» **What you need to do**:
Give every line of the material again, exactly as written.

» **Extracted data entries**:
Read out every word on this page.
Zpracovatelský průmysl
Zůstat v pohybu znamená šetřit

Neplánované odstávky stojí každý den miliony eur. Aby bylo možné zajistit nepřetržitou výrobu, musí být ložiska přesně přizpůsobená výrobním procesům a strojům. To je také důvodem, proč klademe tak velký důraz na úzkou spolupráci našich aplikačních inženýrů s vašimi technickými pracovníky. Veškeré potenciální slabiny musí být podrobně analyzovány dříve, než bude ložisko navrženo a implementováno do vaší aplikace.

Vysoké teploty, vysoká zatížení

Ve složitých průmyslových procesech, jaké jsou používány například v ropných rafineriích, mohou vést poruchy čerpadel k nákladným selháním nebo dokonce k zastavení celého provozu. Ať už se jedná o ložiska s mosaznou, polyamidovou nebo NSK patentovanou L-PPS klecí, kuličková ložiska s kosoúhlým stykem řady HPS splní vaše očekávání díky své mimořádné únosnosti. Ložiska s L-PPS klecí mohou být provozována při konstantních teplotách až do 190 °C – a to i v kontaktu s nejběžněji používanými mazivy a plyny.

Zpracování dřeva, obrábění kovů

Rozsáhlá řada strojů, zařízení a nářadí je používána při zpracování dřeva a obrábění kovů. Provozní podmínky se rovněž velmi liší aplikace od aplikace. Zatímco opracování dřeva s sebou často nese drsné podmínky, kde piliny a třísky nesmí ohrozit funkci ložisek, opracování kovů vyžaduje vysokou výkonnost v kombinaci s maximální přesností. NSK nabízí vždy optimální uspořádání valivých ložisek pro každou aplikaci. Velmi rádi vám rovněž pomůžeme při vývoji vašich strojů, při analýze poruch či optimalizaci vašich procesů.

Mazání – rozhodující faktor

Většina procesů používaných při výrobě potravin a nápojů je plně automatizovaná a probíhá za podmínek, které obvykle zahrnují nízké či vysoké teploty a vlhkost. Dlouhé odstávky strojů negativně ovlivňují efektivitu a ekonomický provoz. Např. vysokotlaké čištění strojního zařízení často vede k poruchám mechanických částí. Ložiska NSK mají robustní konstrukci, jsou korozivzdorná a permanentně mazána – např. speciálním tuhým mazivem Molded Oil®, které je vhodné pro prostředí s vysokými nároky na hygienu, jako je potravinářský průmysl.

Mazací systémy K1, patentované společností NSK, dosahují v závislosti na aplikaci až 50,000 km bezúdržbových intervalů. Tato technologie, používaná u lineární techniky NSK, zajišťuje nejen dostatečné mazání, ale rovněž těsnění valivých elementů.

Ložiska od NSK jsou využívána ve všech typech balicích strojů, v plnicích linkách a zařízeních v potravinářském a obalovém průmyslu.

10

» **Final answer**:
Read out every word on this page.
Zpracovatelský průmysl
Zůstat v pohybu znamená šetřit

Neplánované odstávky stojí každý den miliony eur. Aby bylo možné zajistit nepřetržitou výrobu, musí být ložiska přesně přizpůsobená výrobním procesům a strojům. To je také důvodem, proč klademe tak velký důraz na úzkou spolupráci našich aplikačních inženýrů s vašimi technickými pracovníky. Veškeré potenciální slabiny musí být podrobně analyzovány dříve, než bude ložisko navrženo a implementováno do vaší aplikace.

Vysoké teploty, vysoká zatížení

Ve složitých průmyslových procesech, jaké jsou používány například v ropných rafineriích, mohou vést poruchy čerpadel k nákladným selháním nebo dokonce k zastavení celého provozu. Ať už se jedná o ložiska s mosaznou, polyamidovou nebo NSK patentovanou L-PPS klecí, kuličková ložiska s kosoúhlým stykem řady HPS splní vaše očekávání díky své mimořádné únosnosti. Ložiska s L-PPS klecí mohou být provozována při konstantních teplotách až do 190 °C – a to i v kontaktu s nejběžněji používanými mazivy a plyny.

Zpracování dřeva, obrábění kovů

Rozsáhlá řada strojů, zařízení a nářadí je používána při zpracování dřeva a obrábění kovů. Provozní podmínky se rovněž velmi liší aplikace od aplikace. Zatímco opracování dřeva s sebou často nese drsné podmínky, kde piliny a třísky nesmí ohrozit funkci ložisek, opracování kovů vyžaduje vysokou výkonnost v kombinaci s maximální přesností. NSK nabízí vždy optimální uspořádání valivých ložisek pro každou aplikaci. Velmi rádi vám rovněž pomůžeme při vývoji vašich strojů, při analýze poruch či optimalizaci vašich procesů.

Mazání – rozhodující faktor

Většina procesů používaných při výrobě potravin a nápojů je plně automatizovaná a probíhá za podmínek, které obvykle zahrnují nízké či vysoké teploty a vlhkost. Dlouhé odstávky strojů negativně ovlivňují efektivitu a ekonomický provoz. Např. vysokotlaké čištění strojního zařízení často vede k poruchám mechanických částí. Ložiska NSK mají robustní konstrukci, jsou korozivzdorná a permanentně mazána – např. speciálním tuhým mazivem Molded Oil®, které je vhodné pro prostředí s vysokými nároky na hygienu, jako je potravinářský průmysl.

Mazací systémy K1, patentované společností NSK, dosahují v závislosti na aplikaci až 50,000 km bezúdržbových intervalů. Tato technologie, používaná u lineární techniky NSK, zajišťuje nejen dostatečné mazání, ale rovněž těsnění valivých elementů.

Ložiska od NSK jsou využívána ve všech typech balicích strojů, v plnicích linkách a zařízeních v potravinářském a obalovém průmyslu.

10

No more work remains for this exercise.